(Dataset extract)
⟨

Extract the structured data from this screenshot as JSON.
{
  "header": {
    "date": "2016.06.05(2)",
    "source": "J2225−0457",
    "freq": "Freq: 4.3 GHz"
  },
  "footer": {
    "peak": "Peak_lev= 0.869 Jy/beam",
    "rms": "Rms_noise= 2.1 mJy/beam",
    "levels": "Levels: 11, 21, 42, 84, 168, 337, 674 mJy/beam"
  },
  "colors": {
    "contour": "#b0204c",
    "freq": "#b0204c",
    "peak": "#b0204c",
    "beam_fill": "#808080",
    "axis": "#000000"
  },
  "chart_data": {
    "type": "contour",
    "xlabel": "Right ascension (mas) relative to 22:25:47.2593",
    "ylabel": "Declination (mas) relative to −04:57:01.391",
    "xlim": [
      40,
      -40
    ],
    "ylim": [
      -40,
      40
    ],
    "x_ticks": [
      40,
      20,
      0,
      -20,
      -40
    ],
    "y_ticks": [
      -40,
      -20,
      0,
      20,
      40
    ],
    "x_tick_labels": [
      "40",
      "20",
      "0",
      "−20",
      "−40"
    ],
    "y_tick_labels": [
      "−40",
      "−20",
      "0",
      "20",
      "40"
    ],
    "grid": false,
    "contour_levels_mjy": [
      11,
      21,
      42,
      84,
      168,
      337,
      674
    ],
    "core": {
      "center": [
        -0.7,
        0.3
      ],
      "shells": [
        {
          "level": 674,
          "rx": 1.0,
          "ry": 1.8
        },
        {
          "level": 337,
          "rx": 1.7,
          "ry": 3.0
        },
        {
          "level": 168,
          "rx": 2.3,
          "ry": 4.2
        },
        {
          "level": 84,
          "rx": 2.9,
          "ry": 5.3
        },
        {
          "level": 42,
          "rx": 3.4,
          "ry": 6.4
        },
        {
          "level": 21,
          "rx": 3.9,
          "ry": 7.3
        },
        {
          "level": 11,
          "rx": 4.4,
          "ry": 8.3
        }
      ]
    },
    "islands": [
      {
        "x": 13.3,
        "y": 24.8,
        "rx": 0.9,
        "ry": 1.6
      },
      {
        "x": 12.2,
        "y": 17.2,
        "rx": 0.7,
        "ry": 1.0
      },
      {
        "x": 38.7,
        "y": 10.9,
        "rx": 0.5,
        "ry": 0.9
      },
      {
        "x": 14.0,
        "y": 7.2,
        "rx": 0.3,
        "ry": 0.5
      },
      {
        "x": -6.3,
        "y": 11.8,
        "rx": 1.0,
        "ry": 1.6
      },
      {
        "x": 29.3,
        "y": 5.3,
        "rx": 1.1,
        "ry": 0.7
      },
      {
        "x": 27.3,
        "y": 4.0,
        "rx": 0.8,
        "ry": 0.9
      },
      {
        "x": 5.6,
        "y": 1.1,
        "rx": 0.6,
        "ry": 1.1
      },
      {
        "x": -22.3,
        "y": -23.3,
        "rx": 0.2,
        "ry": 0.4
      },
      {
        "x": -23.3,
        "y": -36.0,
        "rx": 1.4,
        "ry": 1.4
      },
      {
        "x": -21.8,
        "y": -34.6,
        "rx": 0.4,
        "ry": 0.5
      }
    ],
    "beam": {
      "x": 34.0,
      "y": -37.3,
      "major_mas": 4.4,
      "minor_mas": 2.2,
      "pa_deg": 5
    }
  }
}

⟩

Pick out the lines above that hold the string "relative" and show them.

(Exercise response)
    "xlabel": "Right ascension (mas) relative to 22:25:47.2593",
    "ylabel": "Declination (mas) relative to −04:57:01.391",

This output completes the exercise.